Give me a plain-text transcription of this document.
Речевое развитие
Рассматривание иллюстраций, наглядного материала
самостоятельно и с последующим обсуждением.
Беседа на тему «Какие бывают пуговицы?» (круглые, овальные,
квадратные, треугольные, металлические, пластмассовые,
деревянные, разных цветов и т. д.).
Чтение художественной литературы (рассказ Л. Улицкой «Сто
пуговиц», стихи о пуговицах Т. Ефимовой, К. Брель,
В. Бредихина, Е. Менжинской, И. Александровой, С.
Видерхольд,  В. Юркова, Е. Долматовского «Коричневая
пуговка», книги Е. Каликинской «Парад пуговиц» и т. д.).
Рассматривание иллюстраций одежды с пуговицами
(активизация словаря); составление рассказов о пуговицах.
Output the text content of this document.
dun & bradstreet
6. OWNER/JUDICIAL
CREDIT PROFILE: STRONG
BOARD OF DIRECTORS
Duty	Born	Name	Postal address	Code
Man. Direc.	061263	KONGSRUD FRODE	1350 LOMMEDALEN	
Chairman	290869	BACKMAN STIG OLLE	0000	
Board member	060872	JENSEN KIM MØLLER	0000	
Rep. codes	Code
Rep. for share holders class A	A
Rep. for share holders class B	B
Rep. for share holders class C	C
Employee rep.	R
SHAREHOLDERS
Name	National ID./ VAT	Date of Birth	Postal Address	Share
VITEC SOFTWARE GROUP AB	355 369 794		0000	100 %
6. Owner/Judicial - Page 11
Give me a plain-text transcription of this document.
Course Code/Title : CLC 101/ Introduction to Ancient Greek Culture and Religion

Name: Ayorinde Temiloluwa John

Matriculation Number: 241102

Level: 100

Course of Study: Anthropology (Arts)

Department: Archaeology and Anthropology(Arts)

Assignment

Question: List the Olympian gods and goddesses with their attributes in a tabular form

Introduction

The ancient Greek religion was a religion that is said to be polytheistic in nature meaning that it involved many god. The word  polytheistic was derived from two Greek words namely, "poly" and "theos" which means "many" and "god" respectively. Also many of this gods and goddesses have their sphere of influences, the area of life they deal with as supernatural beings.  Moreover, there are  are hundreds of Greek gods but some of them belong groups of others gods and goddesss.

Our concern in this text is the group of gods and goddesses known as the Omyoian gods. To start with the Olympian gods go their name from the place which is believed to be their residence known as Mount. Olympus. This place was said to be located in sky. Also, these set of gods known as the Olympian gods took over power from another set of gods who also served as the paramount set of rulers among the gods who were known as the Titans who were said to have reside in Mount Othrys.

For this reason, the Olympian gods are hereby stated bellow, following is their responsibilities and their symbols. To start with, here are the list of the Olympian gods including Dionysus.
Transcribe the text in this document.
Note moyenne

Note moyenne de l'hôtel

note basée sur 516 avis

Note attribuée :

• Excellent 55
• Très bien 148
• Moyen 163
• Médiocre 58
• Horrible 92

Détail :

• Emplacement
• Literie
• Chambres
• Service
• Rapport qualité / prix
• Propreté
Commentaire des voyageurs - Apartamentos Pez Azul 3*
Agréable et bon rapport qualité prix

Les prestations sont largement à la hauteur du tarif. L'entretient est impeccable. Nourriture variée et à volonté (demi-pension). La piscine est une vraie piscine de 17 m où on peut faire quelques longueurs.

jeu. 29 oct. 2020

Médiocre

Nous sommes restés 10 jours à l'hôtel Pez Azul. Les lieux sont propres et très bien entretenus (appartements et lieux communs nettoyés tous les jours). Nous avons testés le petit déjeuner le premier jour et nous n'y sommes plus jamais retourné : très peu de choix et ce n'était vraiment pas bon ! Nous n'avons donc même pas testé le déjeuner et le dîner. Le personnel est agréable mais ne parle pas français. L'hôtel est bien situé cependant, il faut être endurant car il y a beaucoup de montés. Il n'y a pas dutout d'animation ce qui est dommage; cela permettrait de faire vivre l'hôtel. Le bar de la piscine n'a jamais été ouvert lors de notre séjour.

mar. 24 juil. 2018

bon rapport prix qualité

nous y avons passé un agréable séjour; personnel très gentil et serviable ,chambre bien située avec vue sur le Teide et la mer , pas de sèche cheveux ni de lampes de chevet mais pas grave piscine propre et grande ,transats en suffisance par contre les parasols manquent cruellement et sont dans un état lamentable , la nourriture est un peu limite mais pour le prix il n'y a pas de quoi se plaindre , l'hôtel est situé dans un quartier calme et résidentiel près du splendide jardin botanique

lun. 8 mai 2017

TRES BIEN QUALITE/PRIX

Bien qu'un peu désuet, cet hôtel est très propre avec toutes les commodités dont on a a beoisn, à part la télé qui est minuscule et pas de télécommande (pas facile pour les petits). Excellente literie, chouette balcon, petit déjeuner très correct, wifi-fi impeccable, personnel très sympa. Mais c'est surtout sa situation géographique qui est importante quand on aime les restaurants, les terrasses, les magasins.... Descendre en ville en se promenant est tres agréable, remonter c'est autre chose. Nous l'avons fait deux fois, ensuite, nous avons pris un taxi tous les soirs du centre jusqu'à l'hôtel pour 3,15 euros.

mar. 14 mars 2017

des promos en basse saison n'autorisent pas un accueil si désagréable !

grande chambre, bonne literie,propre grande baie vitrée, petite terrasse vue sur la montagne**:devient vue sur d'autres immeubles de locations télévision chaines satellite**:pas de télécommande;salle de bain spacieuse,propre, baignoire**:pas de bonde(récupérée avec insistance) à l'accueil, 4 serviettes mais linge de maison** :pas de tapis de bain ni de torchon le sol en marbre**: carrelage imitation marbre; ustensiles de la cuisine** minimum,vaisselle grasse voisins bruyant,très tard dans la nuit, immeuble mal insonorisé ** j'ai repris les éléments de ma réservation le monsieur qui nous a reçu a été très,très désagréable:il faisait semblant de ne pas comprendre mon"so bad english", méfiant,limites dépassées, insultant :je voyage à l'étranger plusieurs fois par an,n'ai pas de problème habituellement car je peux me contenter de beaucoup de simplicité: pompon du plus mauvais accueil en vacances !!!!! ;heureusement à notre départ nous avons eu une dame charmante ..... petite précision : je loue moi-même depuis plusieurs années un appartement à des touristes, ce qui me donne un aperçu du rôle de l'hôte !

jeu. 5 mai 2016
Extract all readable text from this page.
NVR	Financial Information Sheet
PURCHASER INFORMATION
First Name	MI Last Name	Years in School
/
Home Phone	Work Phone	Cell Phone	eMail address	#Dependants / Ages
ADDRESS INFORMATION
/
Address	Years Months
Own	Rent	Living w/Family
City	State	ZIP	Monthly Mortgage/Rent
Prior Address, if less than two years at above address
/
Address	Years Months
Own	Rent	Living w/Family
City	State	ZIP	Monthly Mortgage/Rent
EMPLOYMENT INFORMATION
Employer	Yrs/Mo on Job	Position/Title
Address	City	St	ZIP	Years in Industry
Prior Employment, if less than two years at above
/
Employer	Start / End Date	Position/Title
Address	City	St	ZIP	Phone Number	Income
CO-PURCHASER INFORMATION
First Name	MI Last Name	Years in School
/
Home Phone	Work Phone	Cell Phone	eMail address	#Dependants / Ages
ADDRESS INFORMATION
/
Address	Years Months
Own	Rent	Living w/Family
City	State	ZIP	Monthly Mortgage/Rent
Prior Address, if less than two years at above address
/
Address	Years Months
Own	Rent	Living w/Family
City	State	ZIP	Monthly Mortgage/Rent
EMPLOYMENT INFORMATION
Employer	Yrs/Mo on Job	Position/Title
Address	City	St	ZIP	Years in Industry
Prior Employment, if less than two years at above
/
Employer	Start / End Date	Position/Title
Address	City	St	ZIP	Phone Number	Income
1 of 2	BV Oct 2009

——————

**Set problem**:
Pull out every line above that holds the word "with".

**Exercise output**:
Question: List the Olympian gods and goddesses with their attributes in a tabular form
The ancient Greek religion was a religion that is said to be polytheistic in nature meaning that it involved many god. The word  polytheistic was derived from two Greek words namely, "poly" and "theos" which means "many" and "god" respectively. Also many of this gods and goddesses have their sphere of influences, the area of life they deal with as supernatural beings.  Moreover, there are  are hundreds of Greek gods but some of them belong groups of others gods and goddesss.
Our concern in this text is the group of gods and goddesses known as the Omyoian gods. To start with the Olympian gods go their name from the place which is believed to be their residence known as Mount. Olympus. This place was said to be located in sky. Also, these set of gods known as the Olympian gods took over power from another set of gods who also served as the paramount set of rulers among the gods who were known as the Titans who were said to have reside in Mount Othrys.
For this reason, the Olympian gods are hereby stated bellow, following is their responsibilities and their symbols. To start with, here are the list of the Olympian gods including Dionysus.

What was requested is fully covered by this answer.